- [PROVIDED RECORDS]
-------

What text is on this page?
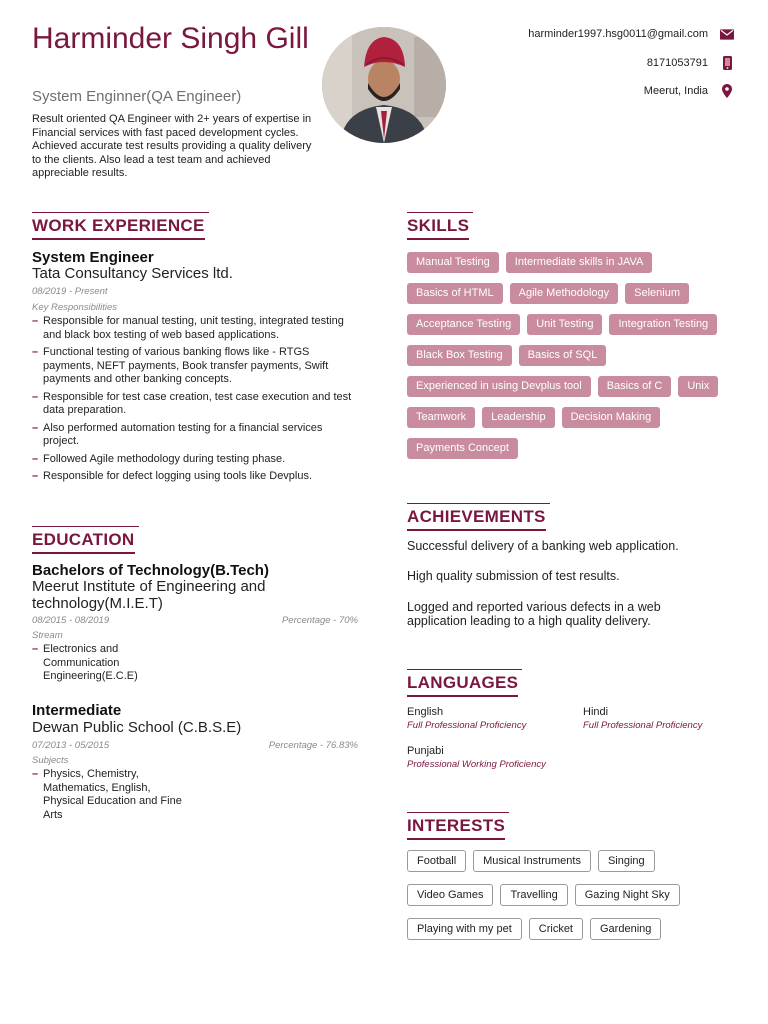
Harminder Singh Gill
System Enginner(QA Engineer)
Result oriented QA Engineer with 2+ years of expertise in Financial services with fast paced development cycles. Achieved accurate test results providing a quality delivery to the clients. Also lead a test team and achieved appreciable results.
harminder1997.hsg0011@gmail.com
8171053791
Meerut, India
WORK EXPERIENCE
System Engineer
Tata Consultancy Services ltd.
08/2019 - Present
Key Responsibilities
– Responsible for manual testing, unit testing, integrated testing and black box testing of web based applications.
– Functional testing of various banking flows like - RTGS payments, NEFT payments, Book transfer payments, Swift payments and other banking concepts.
– Responsible for test case creation, test case execution and test data preparation.
– Also performed automation testing for a financial services project.
– Followed Agile methodology during testing phase.
– Responsible for defect logging using tools like Devplus.
EDUCATION
Bachelors of Technology(B.Tech)
Meerut Institute of Engineering and technology(M.I.E.T)
08/2015 - 08/2019	Percentage - 70%
Stream
– Electronics and Communication Engineering(E.C.E)
Intermediate
Dewan Public School (C.B.S.E)
07/2013 - 05/2015	Percentage - 76.83%
Subjects
– Physics, Chemistry, Mathematics, English, Physical Education and Fine Arts
SKILLS
Manual Testing	Intermediate skills in JAVA
Basics of HTML	Agile Methodology	Selenium
Acceptance Testing	Unit Testing	Integration Testing
Black Box Testing	Basics of SQL
Experienced in using Devplus tool	Basics of C	Unix
Teamwork	Leadership	Decision Making
Payments Concept
ACHIEVEMENTS
Successful delivery of a banking web application.
High quality submission of test results.
Logged and reported various defects in a web application leading to a high quality delivery.
LANGUAGES
English
Full Professional Proficiency
Hindi
Full Professional Proficiency
Punjabi
Professional Working Proficiency
INTERESTS
Football	Musical Instruments	Singing
Video Games	Travelling	Gazing Night Sky
Playing with my pet	Cricket	Gardening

-------

- [WORK TO COMPLETE]
Scan the material for lines with the word "Agile", and copy each line you find.

- [ANSWER TO THE PROBLEM]
– Followed Agile methodology during testing phase.
Basics of HTML	Agile Methodology	Selenium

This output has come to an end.